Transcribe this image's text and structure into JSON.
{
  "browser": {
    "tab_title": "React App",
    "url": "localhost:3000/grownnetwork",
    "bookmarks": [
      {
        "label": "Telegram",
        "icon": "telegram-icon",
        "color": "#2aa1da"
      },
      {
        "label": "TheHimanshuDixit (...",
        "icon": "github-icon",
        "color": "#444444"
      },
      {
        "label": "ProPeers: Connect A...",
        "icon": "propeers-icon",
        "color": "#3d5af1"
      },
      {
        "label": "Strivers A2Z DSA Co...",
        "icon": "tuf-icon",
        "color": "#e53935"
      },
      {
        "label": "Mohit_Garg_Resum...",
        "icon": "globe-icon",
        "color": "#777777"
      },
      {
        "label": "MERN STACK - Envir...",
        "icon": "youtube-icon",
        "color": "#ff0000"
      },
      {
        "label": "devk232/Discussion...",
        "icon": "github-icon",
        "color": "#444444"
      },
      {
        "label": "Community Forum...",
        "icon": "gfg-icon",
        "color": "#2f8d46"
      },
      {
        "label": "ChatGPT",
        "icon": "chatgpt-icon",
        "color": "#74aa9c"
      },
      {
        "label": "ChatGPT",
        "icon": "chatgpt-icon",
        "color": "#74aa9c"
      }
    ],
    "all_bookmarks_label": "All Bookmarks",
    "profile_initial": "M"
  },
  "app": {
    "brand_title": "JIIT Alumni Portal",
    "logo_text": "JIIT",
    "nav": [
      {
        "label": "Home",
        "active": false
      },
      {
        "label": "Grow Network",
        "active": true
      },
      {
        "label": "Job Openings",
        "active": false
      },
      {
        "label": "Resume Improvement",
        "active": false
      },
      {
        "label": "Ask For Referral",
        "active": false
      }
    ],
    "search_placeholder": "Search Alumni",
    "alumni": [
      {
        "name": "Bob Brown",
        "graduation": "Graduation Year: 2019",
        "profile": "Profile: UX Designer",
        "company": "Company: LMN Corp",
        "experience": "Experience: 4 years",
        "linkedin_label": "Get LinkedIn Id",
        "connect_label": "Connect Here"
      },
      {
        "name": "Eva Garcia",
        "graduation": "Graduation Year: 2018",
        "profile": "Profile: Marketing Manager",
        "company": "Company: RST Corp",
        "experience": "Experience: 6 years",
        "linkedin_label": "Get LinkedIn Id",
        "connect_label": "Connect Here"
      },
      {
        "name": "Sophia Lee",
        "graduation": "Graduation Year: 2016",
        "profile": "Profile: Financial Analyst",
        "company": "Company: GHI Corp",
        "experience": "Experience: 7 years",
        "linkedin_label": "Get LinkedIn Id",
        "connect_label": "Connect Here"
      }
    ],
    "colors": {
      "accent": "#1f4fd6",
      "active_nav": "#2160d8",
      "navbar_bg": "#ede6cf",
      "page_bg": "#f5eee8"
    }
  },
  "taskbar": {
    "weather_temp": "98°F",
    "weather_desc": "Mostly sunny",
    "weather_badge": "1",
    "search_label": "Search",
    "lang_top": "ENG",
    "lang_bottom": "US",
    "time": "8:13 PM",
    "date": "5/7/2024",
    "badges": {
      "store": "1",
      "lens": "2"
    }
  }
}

────────────────────

What you need to do — Go through the data and gather every line that holds "years".

Exercise answer —
        "experience": "Experience: 4 years",
        "experience": "Experience: 6 years",
        "experience": "Experience: 7 years",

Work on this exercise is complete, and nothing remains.